DATA TO PROCESS:
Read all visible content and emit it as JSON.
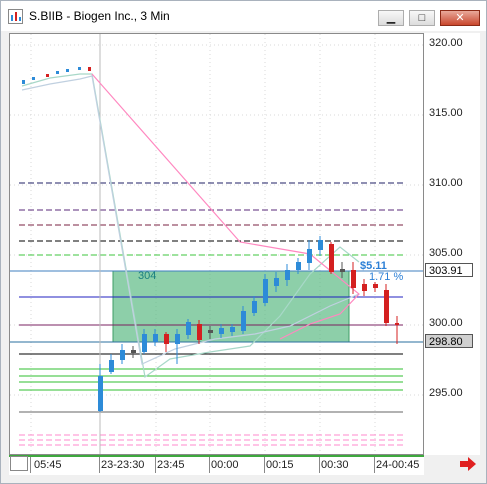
{
  "window": {
    "title": "S.BIIB - Biogen Inc., 3 Min",
    "minimize_glyph": "▁",
    "maximize_glyph": "□",
    "close_glyph": "✕"
  },
  "y_axis": {
    "ticks": [
      "320.00",
      "315.00",
      "310.00",
      "305.00",
      "300.00",
      "295.00"
    ],
    "last_price": "303.91",
    "crosshair_price": "298.80"
  },
  "x_axis": {
    "ticks": [
      "05:45",
      "23-23:30",
      "23:45",
      "00:00",
      "00:15",
      "00:30",
      "24-00:45"
    ]
  },
  "annotations": {
    "zone_label": "304",
    "target_amount": "$5.11",
    "target_percent": "1.71 %"
  },
  "colors": {
    "up_candle": "#2d8bd8",
    "down_candle": "#d42020",
    "zone_fill": "#5dbb85",
    "scroll_arrow": "#e02020",
    "axis_rule": "#3ea83e"
  },
  "icons": {
    "app": "chart-icon",
    "scroll": "arrow-right-icon"
  }
}
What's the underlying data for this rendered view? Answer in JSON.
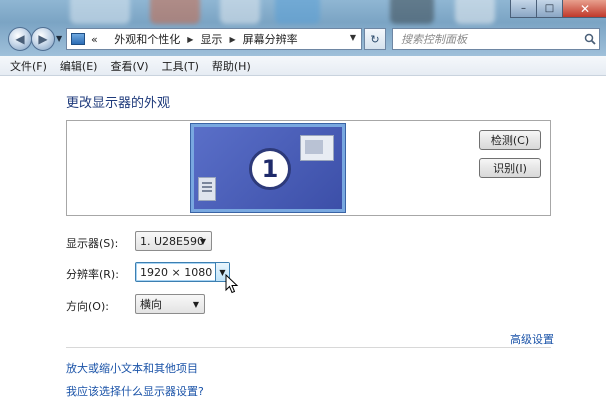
{
  "window": {
    "controls": {
      "min": "–",
      "max": "□",
      "close": "✕"
    }
  },
  "nav": {
    "back_icon": "back-arrow-icon",
    "forward_icon": "forward-arrow-icon",
    "breadcrumb": [
      "«",
      "外观和个性化",
      "显示",
      "屏幕分辨率"
    ],
    "search_placeholder": "搜索控制面板"
  },
  "menu": [
    "文件(F)",
    "编辑(E)",
    "查看(V)",
    "工具(T)",
    "帮助(H)"
  ],
  "page": {
    "title": "更改显示器的外观",
    "monitor_number": "1",
    "detect_button": "检测(C)",
    "identify_button": "识别(I)"
  },
  "settings": {
    "display_label": "显示器(S):",
    "display_value": "1. U28E590",
    "resolution_label": "分辨率(R):",
    "resolution_value": "1920 × 1080",
    "orientation_label": "方向(O):",
    "orientation_value": "横向"
  },
  "links": {
    "advanced": "高级设置",
    "text_size": "放大或缩小文本和其他项目",
    "which_settings": "我应该选择什么显示器设置?"
  }
}
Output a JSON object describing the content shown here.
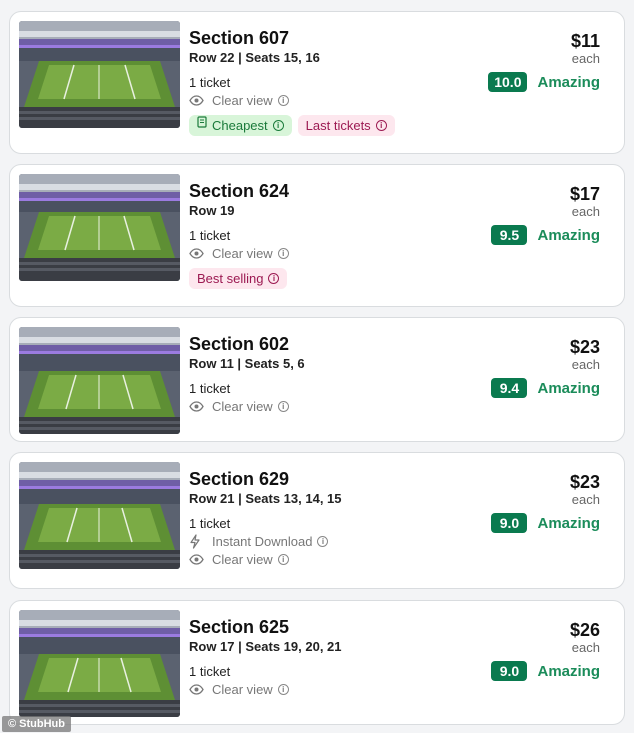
{
  "listings": [
    {
      "section": "Section 607",
      "row_seats": "Row 22 | Seats 15, 16",
      "qty": "1 ticket",
      "features": [
        {
          "icon": "eye-icon",
          "label": "Clear view"
        }
      ],
      "badges": [
        {
          "label": "Cheapest",
          "style": "green",
          "icon": "ticket-icon"
        },
        {
          "label": "Last tickets",
          "style": "pink"
        }
      ],
      "price": "$11",
      "price_unit": "each",
      "score": "10.0",
      "rating_label": "Amazing"
    },
    {
      "section": "Section 624",
      "row_seats": "Row 19",
      "qty": "1 ticket",
      "features": [
        {
          "icon": "eye-icon",
          "label": "Clear view"
        }
      ],
      "badges": [
        {
          "label": "Best selling",
          "style": "pink"
        }
      ],
      "price": "$17",
      "price_unit": "each",
      "score": "9.5",
      "rating_label": "Amazing"
    },
    {
      "section": "Section 602",
      "row_seats": "Row 11 | Seats 5, 6",
      "qty": "1 ticket",
      "features": [
        {
          "icon": "eye-icon",
          "label": "Clear view"
        }
      ],
      "badges": [],
      "price": "$23",
      "price_unit": "each",
      "score": "9.4",
      "rating_label": "Amazing"
    },
    {
      "section": "Section 629",
      "row_seats": "Row 21 | Seats 13, 14, 15",
      "qty": "1 ticket",
      "features": [
        {
          "icon": "lightning-icon",
          "label": "Instant Download"
        },
        {
          "icon": "eye-icon",
          "label": "Clear view"
        }
      ],
      "badges": [],
      "price": "$23",
      "price_unit": "each",
      "score": "9.0",
      "rating_label": "Amazing"
    },
    {
      "section": "Section 625",
      "row_seats": "Row 17 | Seats 19, 20, 21",
      "qty": "1 ticket",
      "features": [
        {
          "icon": "eye-icon",
          "label": "Clear view"
        }
      ],
      "badges": [],
      "price": "$26",
      "price_unit": "each",
      "score": "9.0",
      "rating_label": "Amazing"
    }
  ],
  "watermark": "© StubHub",
  "colors": {
    "score_bg": "#0a7a4f",
    "rating_text": "#1b8c5a",
    "badge_green_bg": "#d8f5d9",
    "badge_pink_bg": "#fde7ee"
  }
}
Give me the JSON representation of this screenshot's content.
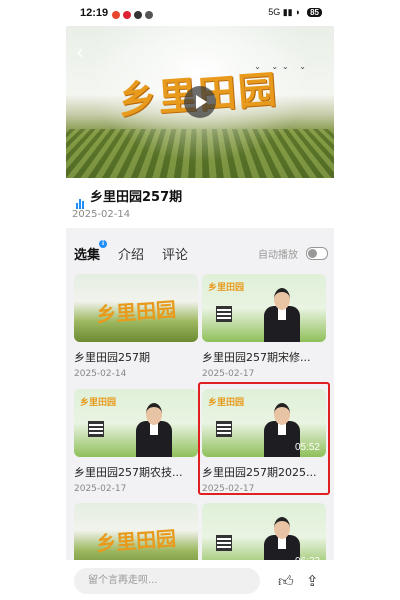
{
  "status": {
    "time": "12:19",
    "network": "5G",
    "battery": "85"
  },
  "player": {
    "logo_text": "乡里田园"
  },
  "video": {
    "title": "乡里田园257期",
    "date": "2025-02-14"
  },
  "tabs": {
    "episodes": "选集",
    "intro": "介绍",
    "comments": "评论",
    "autoplay": "自动播放"
  },
  "episodes": [
    {
      "title": "乡里田园257期",
      "date": "2025-02-14",
      "logo": "乡里田园"
    },
    {
      "title": "乡里田园257期宋修...",
      "date": "2025-02-17",
      "logo": "乡里田园"
    },
    {
      "title": "乡里田园257期农技...",
      "date": "2025-02-17",
      "logo": "乡里田园"
    },
    {
      "title": "乡里田园257期2025...",
      "date": "2025-02-17",
      "duration": "05:52",
      "logo": "乡里田园"
    },
    {
      "logo": "乡里田园"
    },
    {
      "duration": "06:22"
    }
  ],
  "bottom": {
    "comment_placeholder": "留个言再走呗..."
  },
  "icons": {
    "back": "back-arrow-icon",
    "play": "play-icon",
    "playing": "playing-bars-icon",
    "like": "thumbs-up-icon",
    "share": "share-icon"
  }
}
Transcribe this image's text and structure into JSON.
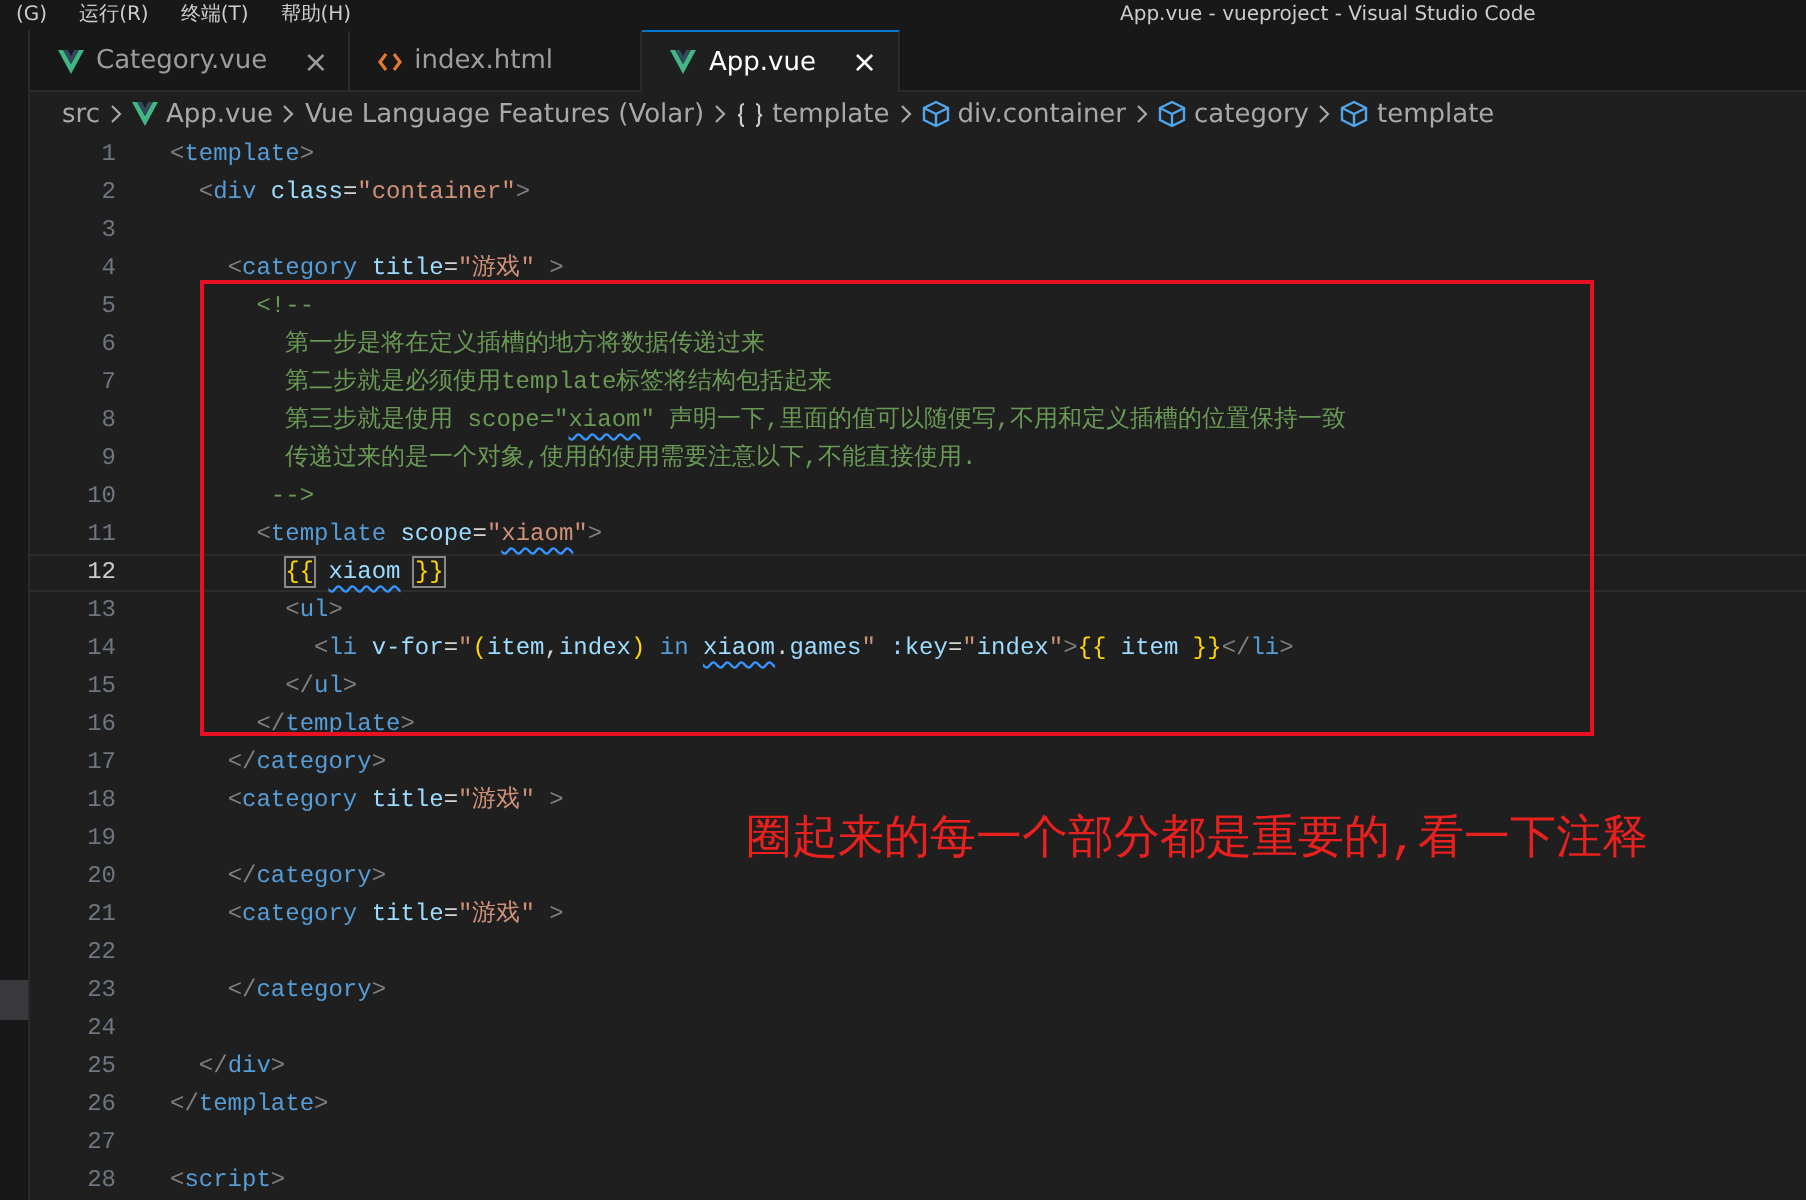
{
  "menu_bar": {
    "items": [
      "(G)",
      "运行(R)",
      "终端(T)",
      "帮助(H)"
    ],
    "window_title": "App.vue - vueproject - Visual Studio Code"
  },
  "tabs": [
    {
      "label": "Category.vue",
      "selected": false,
      "close": "×"
    },
    {
      "label": "index.html",
      "selected": false
    },
    {
      "label": "App.vue",
      "selected": true,
      "close": "×"
    }
  ],
  "breadcrumb": [
    {
      "label": "src"
    },
    {
      "label": "App.vue"
    },
    {
      "label": "Vue Language Features (Volar)"
    },
    {
      "label": "template"
    },
    {
      "label": "div.container"
    },
    {
      "label": "category"
    },
    {
      "label": "template"
    }
  ],
  "editor": {
    "lines": [
      {
        "number": "1",
        "active": false,
        "tokens": [
          {
            "kind": "punct",
            "text": "<"
          },
          {
            "kind": "tag",
            "text": "template"
          },
          {
            "kind": "punct",
            "text": ">"
          }
        ]
      },
      {
        "number": "2",
        "active": false,
        "tokens": [
          {
            "kind": "punct",
            "text": "  <"
          },
          {
            "kind": "tag",
            "text": "div"
          },
          {
            "kind": "attr",
            "text": " class"
          },
          {
            "kind": "plain",
            "text": "="
          },
          {
            "kind": "string",
            "text": "\"container\""
          },
          {
            "kind": "punct",
            "text": ">"
          }
        ]
      },
      {
        "number": "3",
        "active": false
      },
      {
        "number": "4",
        "active": false,
        "tokens": [
          {
            "kind": "punct",
            "text": "    <"
          },
          {
            "kind": "tag",
            "text": "category"
          },
          {
            "kind": "attr",
            "text": " title"
          },
          {
            "kind": "plain",
            "text": "="
          },
          {
            "kind": "string",
            "text": "\"游戏\""
          },
          {
            "kind": "punct",
            "text": " >"
          }
        ]
      },
      {
        "number": "5",
        "active": false,
        "tokens": [
          {
            "kind": "comment",
            "text": "      <!--"
          }
        ]
      },
      {
        "number": "6",
        "active": false,
        "tokens": [
          {
            "kind": "comment",
            "text": "        第一步是将在定义插槽的地方将数据传递过来"
          }
        ]
      },
      {
        "number": "7",
        "active": false,
        "tokens": [
          {
            "kind": "comment",
            "text": "        第二步就是必须使用template标签将结构包括起来"
          }
        ]
      },
      {
        "number": "8",
        "active": false,
        "tokens": [
          {
            "kind": "comment",
            "text": "        第三步就是使用 scope=\""
          },
          {
            "kind": "comment_warn",
            "text": "xiaom"
          },
          {
            "kind": "comment",
            "text": "\" 声明一下,里面的值可以随便写,不用和定义插槽的位置保持一致"
          }
        ]
      },
      {
        "number": "9",
        "active": false,
        "tokens": [
          {
            "kind": "comment",
            "text": "        传递过来的是一个对象,使用的使用需要注意以下,不能直接使用."
          }
        ]
      },
      {
        "number": "10",
        "active": false,
        "tokens": [
          {
            "kind": "comment",
            "text": "       -->"
          }
        ]
      },
      {
        "number": "11",
        "active": false,
        "tokens": [
          {
            "kind": "punct",
            "text": "      <"
          },
          {
            "kind": "tag",
            "text": "template"
          },
          {
            "kind": "attr",
            "text": " scope"
          },
          {
            "kind": "plain",
            "text": "="
          },
          {
            "kind": "string",
            "text": "\""
          },
          {
            "kind": "string_warn",
            "text": "xiaom"
          },
          {
            "kind": "string",
            "text": "\""
          },
          {
            "kind": "punct",
            "text": ">"
          }
        ]
      },
      {
        "number": "12",
        "active": true,
        "tokens": [
          {
            "kind": "brace_match",
            "text": "        {{"
          },
          {
            "kind": "var_warn",
            "text": " xiaom"
          },
          {
            "kind": "brace_match",
            "text": " }}"
          }
        ]
      },
      {
        "number": "13",
        "active": false,
        "tokens": [
          {
            "kind": "punct",
            "text": "        <"
          },
          {
            "kind": "tag",
            "text": "ul"
          },
          {
            "kind": "punct",
            "text": ">"
          }
        ]
      },
      {
        "number": "14",
        "active": false,
        "tokens": [
          {
            "kind": "punct",
            "text": "          <"
          },
          {
            "kind": "tag",
            "text": "li"
          },
          {
            "kind": "attr",
            "text": " v-for"
          },
          {
            "kind": "plain",
            "text": "="
          },
          {
            "kind": "string",
            "text": "\""
          },
          {
            "kind": "brace",
            "text": "("
          },
          {
            "kind": "var",
            "text": "item"
          },
          {
            "kind": "plain",
            "text": ","
          },
          {
            "kind": "var",
            "text": "index"
          },
          {
            "kind": "brace",
            "text": ")"
          },
          {
            "kind": "keyword",
            "text": " in"
          },
          {
            "kind": "var_warn",
            "text": " xiaom"
          },
          {
            "kind": "plain",
            "text": "."
          },
          {
            "kind": "var",
            "text": "games"
          },
          {
            "kind": "string",
            "text": "\""
          },
          {
            "kind": "attr",
            "text": " :key"
          },
          {
            "kind": "plain",
            "text": "="
          },
          {
            "kind": "string",
            "text": "\""
          },
          {
            "kind": "var",
            "text": "index"
          },
          {
            "kind": "string",
            "text": "\""
          },
          {
            "kind": "punct",
            "text": ">"
          },
          {
            "kind": "brace",
            "text": "{{"
          },
          {
            "kind": "var",
            "text": " item"
          },
          {
            "kind": "brace",
            "text": " }}"
          },
          {
            "kind": "punct",
            "text": "</"
          },
          {
            "kind": "tag",
            "text": "li"
          },
          {
            "kind": "punct",
            "text": ">"
          }
        ]
      },
      {
        "number": "15",
        "active": false,
        "tokens": [
          {
            "kind": "punct",
            "text": "        </"
          },
          {
            "kind": "tag",
            "text": "ul"
          },
          {
            "kind": "punct",
            "text": ">"
          }
        ]
      },
      {
        "number": "16",
        "active": false,
        "tokens": [
          {
            "kind": "punct",
            "text": "      </"
          },
          {
            "kind": "tag",
            "text": "template"
          },
          {
            "kind": "punct",
            "text": ">"
          }
        ]
      },
      {
        "number": "17",
        "active": false,
        "tokens": [
          {
            "kind": "punct",
            "text": "    </"
          },
          {
            "kind": "tag",
            "text": "category"
          },
          {
            "kind": "punct",
            "text": ">"
          }
        ]
      },
      {
        "number": "18",
        "active": false,
        "tokens": [
          {
            "kind": "punct",
            "text": "    <"
          },
          {
            "kind": "tag",
            "text": "category"
          },
          {
            "kind": "attr",
            "text": " title"
          },
          {
            "kind": "plain",
            "text": "="
          },
          {
            "kind": "string",
            "text": "\"游戏\""
          },
          {
            "kind": "punct",
            "text": " >"
          }
        ]
      },
      {
        "number": "19",
        "active": false
      },
      {
        "number": "20",
        "active": false,
        "tokens": [
          {
            "kind": "punct",
            "text": "    </"
          },
          {
            "kind": "tag",
            "text": "category"
          },
          {
            "kind": "punct",
            "text": ">"
          }
        ]
      },
      {
        "number": "21",
        "active": false,
        "tokens": [
          {
            "kind": "punct",
            "text": "    <"
          },
          {
            "kind": "tag",
            "text": "category"
          },
          {
            "kind": "attr",
            "text": " title"
          },
          {
            "kind": "plain",
            "text": "="
          },
          {
            "kind": "string",
            "text": "\"游戏\""
          },
          {
            "kind": "punct",
            "text": " >"
          }
        ]
      },
      {
        "number": "22",
        "active": false
      },
      {
        "number": "23",
        "active": false,
        "tokens": [
          {
            "kind": "punct",
            "text": "    </"
          },
          {
            "kind": "tag",
            "text": "category"
          },
          {
            "kind": "punct",
            "text": ">"
          }
        ]
      },
      {
        "number": "24",
        "active": false
      },
      {
        "number": "25",
        "active": false,
        "tokens": [
          {
            "kind": "punct",
            "text": "  </"
          },
          {
            "kind": "tag",
            "text": "div"
          },
          {
            "kind": "punct",
            "text": ">"
          }
        ]
      },
      {
        "number": "26",
        "active": false,
        "tokens": [
          {
            "kind": "punct",
            "text": "</"
          },
          {
            "kind": "tag",
            "text": "template"
          },
          {
            "kind": "punct",
            "text": ">"
          }
        ]
      },
      {
        "number": "27",
        "active": false
      },
      {
        "number": "28",
        "active": false,
        "tokens": [
          {
            "kind": "punct",
            "text": "<"
          },
          {
            "kind": "tag",
            "text": "script"
          },
          {
            "kind": "punct",
            "text": ">"
          }
        ]
      }
    ]
  },
  "annotation": {
    "text": "圈起来的每一个部分都是重要的,看一下注释"
  }
}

YOUR GOAL: For the string "Section", count the lines of the entries above that include it; answer with the number only.

EXPECTED OUTPUT: 5